Tribuna Económica

Gumersindo ruiz

Por qué baja el paro y no mejoran las condiciones de vida

El Informe que acaba de publicar la Organización para la Cooperación y Desarrollo Económico (OCDE), donde nuestro representante es el ex ministro Wert, sobre las condiciones de trabajo, es demoledor para España. Pese a que los indicadores laborales mejoran, el deterioro en los años 2012 y 2013 fue tan intenso, que la tasa de empleo sobre la población que puede trabajar estará a finales de 2018 en un 55%, muy por debajo del 60% que había en 2007; y la tasa de desempleo bajará a un 15,5%, frente al 8,5%, también para esas mismas fechas. Mejoran los indicadores laborales, como es lógico, al reducirse el paro, pero el mercado de trabajo español está por debajo del promedio de la OCDE en todos los indicadores, excepto los ingresos por hora bruto, que aunque caen, están casi en la media.

España se sitúa en el tercio inferior de los países en seguridad en el mercado de trabajo, y porcentaje de personas en edad laboral que viven con menos del 50% del ingreso mediano -este dato de desigualdad es el más alto de la OCDE-. "El porcentaje de personas en edad de trabajar -concluye la nota para España- que vive en hogares pobres ha aumentado, en gran medida como resultado de la profunda y prolongada crisis económica".

***

- TAREA ASIGNADA A:
Según el fragmento, ¿en qué porcentaje estará la tasa de empleo sobre la población que puede trabajar a finales de 2018?
- TAREA ASIGNADA B:
Transcribe del fragmento el pasaje que comienza en "Tribuna Económica" y acaba en "en la media.".
- TAREA ASIGNADA C:
¿Podrías resumir el fragmento en dos oraciones?
Basta con lo que dice el fragmento; no hace falta ninguna otra fuente.

- DATOS DE ORIGEN:

***

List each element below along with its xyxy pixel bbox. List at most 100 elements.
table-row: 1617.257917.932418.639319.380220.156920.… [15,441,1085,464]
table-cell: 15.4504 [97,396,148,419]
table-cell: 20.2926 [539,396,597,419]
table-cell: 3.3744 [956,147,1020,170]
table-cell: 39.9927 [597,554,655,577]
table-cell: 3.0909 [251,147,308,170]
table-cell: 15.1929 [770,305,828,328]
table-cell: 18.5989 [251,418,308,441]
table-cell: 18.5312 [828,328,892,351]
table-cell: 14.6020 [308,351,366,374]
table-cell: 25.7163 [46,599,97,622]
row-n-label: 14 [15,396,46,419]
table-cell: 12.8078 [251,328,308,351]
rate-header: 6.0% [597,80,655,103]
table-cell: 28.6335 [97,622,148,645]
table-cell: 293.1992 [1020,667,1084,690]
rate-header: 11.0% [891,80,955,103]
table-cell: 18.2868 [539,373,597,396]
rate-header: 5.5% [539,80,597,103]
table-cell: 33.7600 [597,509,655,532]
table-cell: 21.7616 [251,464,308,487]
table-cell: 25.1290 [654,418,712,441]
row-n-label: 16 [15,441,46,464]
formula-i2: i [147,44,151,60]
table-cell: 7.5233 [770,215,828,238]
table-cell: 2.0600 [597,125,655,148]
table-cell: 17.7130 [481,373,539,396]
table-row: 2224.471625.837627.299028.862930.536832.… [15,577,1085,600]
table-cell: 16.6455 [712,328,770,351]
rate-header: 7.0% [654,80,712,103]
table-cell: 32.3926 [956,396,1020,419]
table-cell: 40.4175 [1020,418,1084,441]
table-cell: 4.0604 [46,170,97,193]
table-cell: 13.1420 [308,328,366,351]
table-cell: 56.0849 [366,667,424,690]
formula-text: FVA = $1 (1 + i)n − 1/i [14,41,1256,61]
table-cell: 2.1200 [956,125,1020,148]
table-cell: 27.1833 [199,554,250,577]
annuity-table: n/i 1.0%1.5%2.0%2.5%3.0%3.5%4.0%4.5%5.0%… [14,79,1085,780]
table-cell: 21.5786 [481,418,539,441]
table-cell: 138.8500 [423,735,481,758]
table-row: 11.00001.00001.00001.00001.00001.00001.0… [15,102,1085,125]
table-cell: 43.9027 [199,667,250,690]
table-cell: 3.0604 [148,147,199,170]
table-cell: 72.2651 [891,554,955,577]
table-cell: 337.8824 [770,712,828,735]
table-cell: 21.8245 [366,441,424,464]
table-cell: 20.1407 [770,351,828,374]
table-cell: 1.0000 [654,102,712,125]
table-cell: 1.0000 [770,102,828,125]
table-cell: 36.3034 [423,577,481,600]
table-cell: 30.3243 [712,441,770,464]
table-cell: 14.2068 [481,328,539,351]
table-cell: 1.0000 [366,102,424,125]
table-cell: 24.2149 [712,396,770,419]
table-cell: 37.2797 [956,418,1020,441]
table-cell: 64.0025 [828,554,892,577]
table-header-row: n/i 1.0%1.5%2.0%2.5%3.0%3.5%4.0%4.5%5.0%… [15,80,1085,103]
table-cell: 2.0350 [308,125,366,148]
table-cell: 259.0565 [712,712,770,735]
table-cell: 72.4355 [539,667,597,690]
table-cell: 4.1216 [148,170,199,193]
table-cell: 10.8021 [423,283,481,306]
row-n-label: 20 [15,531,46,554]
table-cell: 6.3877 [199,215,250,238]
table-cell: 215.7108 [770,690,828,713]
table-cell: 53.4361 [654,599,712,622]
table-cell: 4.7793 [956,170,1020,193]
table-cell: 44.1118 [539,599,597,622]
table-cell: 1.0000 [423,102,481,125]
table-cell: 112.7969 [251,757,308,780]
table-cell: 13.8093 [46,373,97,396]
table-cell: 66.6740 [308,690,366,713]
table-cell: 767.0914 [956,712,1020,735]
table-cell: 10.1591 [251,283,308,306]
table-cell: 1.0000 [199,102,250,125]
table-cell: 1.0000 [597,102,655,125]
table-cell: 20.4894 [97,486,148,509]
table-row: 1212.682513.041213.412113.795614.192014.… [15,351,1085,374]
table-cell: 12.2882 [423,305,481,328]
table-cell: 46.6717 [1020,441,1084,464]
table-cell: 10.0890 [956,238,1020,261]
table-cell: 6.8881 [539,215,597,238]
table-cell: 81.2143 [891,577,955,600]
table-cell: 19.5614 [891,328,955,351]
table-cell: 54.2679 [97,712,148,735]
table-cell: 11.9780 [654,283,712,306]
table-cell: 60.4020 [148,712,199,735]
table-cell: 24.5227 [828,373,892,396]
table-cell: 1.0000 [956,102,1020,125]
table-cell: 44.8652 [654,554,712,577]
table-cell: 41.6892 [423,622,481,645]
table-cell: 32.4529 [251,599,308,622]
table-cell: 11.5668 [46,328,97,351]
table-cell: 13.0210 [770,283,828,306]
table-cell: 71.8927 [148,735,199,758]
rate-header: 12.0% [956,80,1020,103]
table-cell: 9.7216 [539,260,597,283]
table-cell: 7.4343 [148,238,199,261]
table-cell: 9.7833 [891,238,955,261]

***

- TU RESPUESTA A:
En un 55%.

- TU RESPUESTA B:
Tribuna Económica

Gumersindo ruiz

Por qué baja el paro y no mejoran las condiciones de vida

El Informe que acaba de publicar la Organización para la Cooperación y Desarrollo Económico (OCDE), donde nuestro representante es el ex ministro Wert, sobre las condiciones de trabajo, es demoledor para España. Pese a que los indicadores laborales mejoran, el deterioro en los años 2012 y 2013 fue tan intenso, que la tasa de empleo sobre la población que puede trabajar estará a finales de 2018 en un 55%, muy por debajo del 60% que había en 2007; y la tasa de desempleo bajará a un 15,5%, frente al 8,5%, también para esas mismas fechas. Mejoran los indicadores laborales, como es lógico, al reducirse el paro, pero el mercado de trabajo español está por debajo del promedio de la OCDE en todos los indicadores, excepto los ingresos por hora bruto, que aunque caen, están casi en la media.

- TU RESPUESTA C:
Según un informe de la OCDE sobre las condiciones de trabajo, aunque el paro baja en España, el deterioro de 2012 y 2013 fue tan intenso que la tasa de empleo estará a finales de 2018 en un 55%, por debajo del 60% de 2007, y el mercado laboral español queda por debajo del promedio de la OCDE en todos los indicadores salvo los ingresos por hora brutos. España se sitúa además en el tercio inferior en seguridad en el mercado de trabajo, tiene el porcentaje más alto de la OCDE de personas en edad laboral que viven con menos del 50% del ingreso mediano y ha visto aumentar, en gran medida por la crisis, la proporción de personas en edad de trabajar que viven en hogares pobres.